La ritrosia
è, da sempre, la cifra che caratterizza i marchigiani, in qualunque settore
si trovino ad operare.
Non vi è
eccezione per il campo delle arti e della cultura.
Se si
escludono poche figure assurte alla gloria internazionale, molto spesso è prevalsa, nei nostri
conterranei, una tendenza - talvolta
addirittura compiaciuta - al silenzio,
al nascondimento e all’autoemarginazione.
Questo
sigillo ha segnato anche il pittore jesino Betto Tesei (1898 – 1953), del
quale, esattamente a 120 anni dalla nascita,
una importante mostra riporta alla luce l’esperienza pittorica ed umana
(Palazzo Pianetti, dal 20 giugno al 30 settembre).
E’ merito
dei curatori (Roberto Cresti dell’Università di Macerata e Simona Cardinali
della Pinacoteca Civica di Jesi) aver sottratto all’oblio un protagonista della
vicenda artistica regionale e nazionale,
purtroppo dimenticato dai suoi stessi concittadini.
Probabilmente
Tesei ebbe il “torto” di non aderire alle correnti stilistiche d’avanguardia
degli anni ‘20, privilegiando, invece, un percorso artistico nostalgico, nel
solco dei macchiaioli e della straordinaria esperienza pittorica del Seicento.

◆ Esercizio assegnato 1 ◆
Trascrivi per intero e senza alcuna modifica il testo su Betto Tesei riportato sopra.

◆ Dati grezzi ◆
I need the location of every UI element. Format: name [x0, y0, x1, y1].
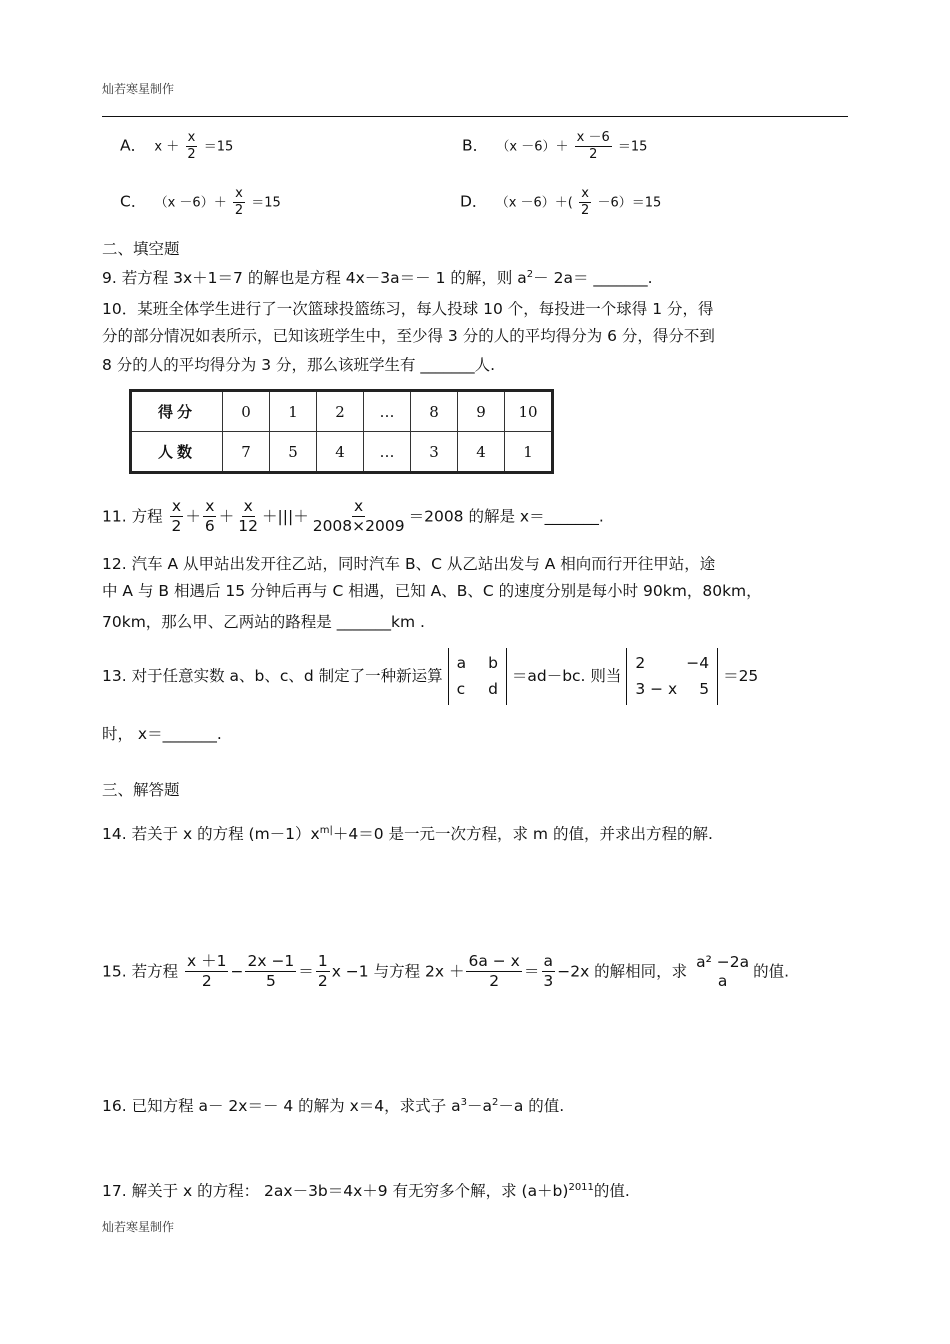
question-14: 14. 若关于 x 的方程 $(m-1)x^{m|}+4=0$ 是一元一次方程，求 m 的值，并求出方程的解. [102, 824, 713, 843]
option-c: C． （x －6）＋ $\frac{x}{2}$ ＝15 [120, 186, 281, 219]
page-header: 灿若寒星制作 [102, 82, 175, 96]
question-10-line2: 分的部分情况如表所示，已知该班学生中，至少得 3 分的人的平均得分为 6 分，得分不到 [102, 327, 715, 345]
question-10-line3: 8 分的人的平均得分为 3 分，那么该班学生有 _______人. [102, 356, 496, 374]
question-16: 16. 已知方程 a－ 2x＝－ 4 的解为 x＝4，求式子 $a^3-a^2-a$ 的值. [102, 1096, 565, 1115]
table-row: 得分 0 1 2 … 8 9 10 [131, 391, 553, 432]
section-solve-title: 三、解答题 [102, 781, 180, 799]
table-row: 人数 7 5 4 … 3 4 1 [131, 432, 553, 473]
question-15: 15. 若方程 $\frac{x +1}{2}$ − $\frac{2x -1}{5}$ ＝ $\frac{1}{2}$ x −1 与方程 2x ＋ $\frac{6a - x}{2}$ ＝ $\frac{a}{3}$ −2x 的解相同，求 a² −2a a 的值. [102, 952, 790, 991]
page-footer: 灿若寒星制作 [102, 1220, 175, 1234]
question-12-line1: 12. 汽车 A 从甲站出发开往乙站，同时汽车 B、C 从乙站出发与 A 相向而行开往甲站，途 [102, 555, 716, 573]
question-11: 11. 方程 $\frac{x}{2}$ ＋ $\frac{x}{6}$ ＋ $\frac{x}{12}$ ＋|||＋ $\frac{x}{2008\times 2009}$ ＝2008 的解是 x＝_______. [102, 497, 604, 536]
question-17: 17. 解关于 x 的方程： 2ax－3b＝4x＋9 有无穷多个解，求 $(a+b)^{2011}$的值. [102, 1181, 630, 1200]
section-fill-in-title: 二、填空题 [102, 240, 180, 258]
question-10-line1: 10．某班全体学生进行了一次篮球投篮练习，每人投球 10 个，每投进一个球得 1 分，得 [102, 300, 714, 318]
question-9: 9. 若方程 3x＋1＝7 的解也是方程 4x－3a＝－ 1 的解，则 $a^2- 2a=$ _______. [102, 268, 653, 287]
option-a: A． x ＋ $\frac{x}{2}$ ＝15 [120, 130, 234, 163]
header-divider [102, 116, 848, 117]
option-b: B． （x －6）＋ $\frac{x -6}{2}$ ＝15 [462, 130, 648, 163]
question-13-line2: 时， x＝_______. [102, 725, 222, 743]
determinant-numeric: 2 −4 3 − x 5 [626, 648, 718, 705]
determinant-abcd: a b c d [448, 648, 507, 705]
question-12-line2: 中 A 与 B 相遇后 15 分钟后再与 C 相遇，已知 A、B、C 的速度分别是每小时 90km，80km， [102, 582, 762, 600]
option-d: D． （x －6）＋( $\frac{x}{2}$ －6）＝15 [460, 186, 662, 219]
question-12-line3: 70km，那么甲、乙两站的路程是 _______km . [102, 613, 425, 631]
question-13: 13. 对于任意实数 a、b、c、d 制定了一种新运算 a b c d ＝ad－bc. 则当 2 −4 3 − x 5 ＝25 [102, 648, 758, 705]
score-table [129, 389, 554, 474]
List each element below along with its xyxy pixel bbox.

◆ Esercizio assegnato 2 ◆
Indica quante delle righe riportate sopra dopo il testo su Betto Tesei contengono la stringa "section". Scrivi soltanto il numero.

◆ Risposta completa 1 ◆
La ritrosia
è, da sempre, la cifra che caratterizza i marchigiani, in qualunque settore
si trovino ad operare.
Non vi è
eccezione per il campo delle arti e della cultura.
Se si
escludono poche figure assurte alla gloria internazionale, molto spesso è prevalsa, nei nostri
conterranei, una tendenza - talvolta
addirittura compiaciuta - al silenzio,
al nascondimento e all’autoemarginazione.
Questo
sigillo ha segnato anche il pittore jesino Betto Tesei (1898 – 1953), del
quale, esattamente a 120 anni dalla nascita,
una importante mostra riporta alla luce l’esperienza pittorica ed umana
(Palazzo Pianetti, dal 20 giugno al 30 settembre).
E’ merito
dei curatori (Roberto Cresti dell’Università di Macerata e Simona Cardinali
della Pinacoteca Civica di Jesi) aver sottratto all’oblio un protagonista della
vicenda artistica regionale e nazionale,
purtroppo dimenticato dai suoi stessi concittadini.
Probabilmente
Tesei ebbe il “torto” di non aderire alle correnti stilistiche d’avanguardia
degli anni ‘20, privilegiando, invece, un percorso artistico nostalgico, nel
solco dei macchiaioli e della straordinaria esperienza pittorica del Seicento.

◆ Risposta completa 2 ◆
2